:: Extracted material ::

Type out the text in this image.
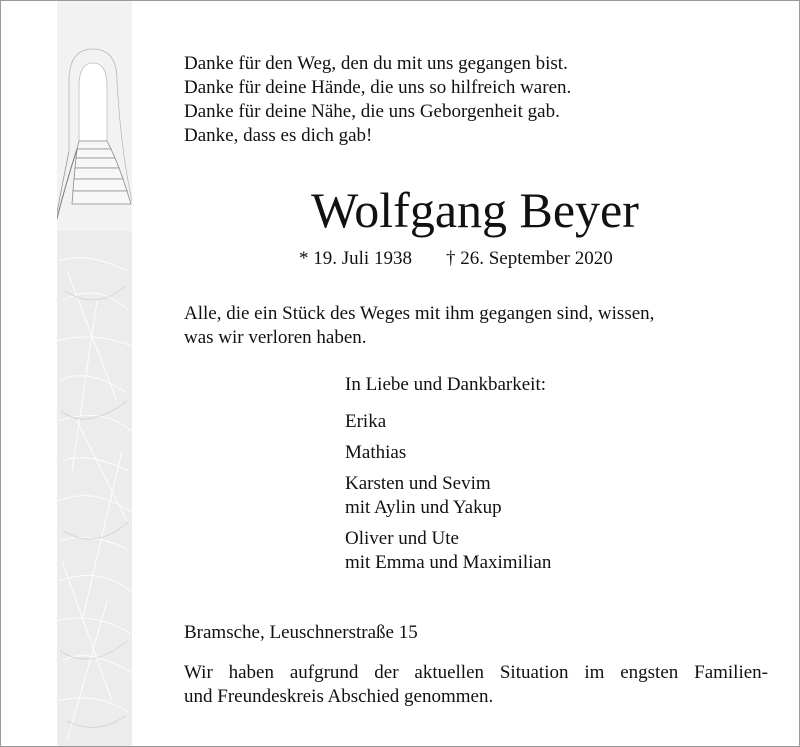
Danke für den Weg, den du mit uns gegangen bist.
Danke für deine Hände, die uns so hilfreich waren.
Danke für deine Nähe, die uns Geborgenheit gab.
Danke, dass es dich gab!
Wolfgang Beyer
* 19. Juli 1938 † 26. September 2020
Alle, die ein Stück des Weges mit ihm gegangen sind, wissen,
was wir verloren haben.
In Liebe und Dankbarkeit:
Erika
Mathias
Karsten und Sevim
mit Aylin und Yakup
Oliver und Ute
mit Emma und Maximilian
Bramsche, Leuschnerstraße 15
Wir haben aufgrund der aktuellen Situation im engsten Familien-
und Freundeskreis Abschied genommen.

:::

> _Assignment_
Leaving the pictures out, transcribe the entries above exactly as written.

> _Response to this exercise_
Type out the text in this image.
Danke für den Weg, den du mit uns gegangen bist.
Danke für deine Hände, die uns so hilfreich waren.
Danke für deine Nähe, die uns Geborgenheit gab.
Danke, dass es dich gab!
Wolfgang Beyer
* 19. Juli 1938 † 26. September 2020
Alle, die ein Stück des Weges mit ihm gegangen sind, wissen,
was wir verloren haben.
In Liebe und Dankbarkeit:
Erika
Mathias
Karsten und Sevim
mit Aylin und Yakup
Oliver und Ute
mit Emma und Maximilian
Bramsche, Leuschnerstraße 15
Wir haben aufgrund der aktuellen Situation im engsten Familien-
und Freundeskreis Abschied genommen.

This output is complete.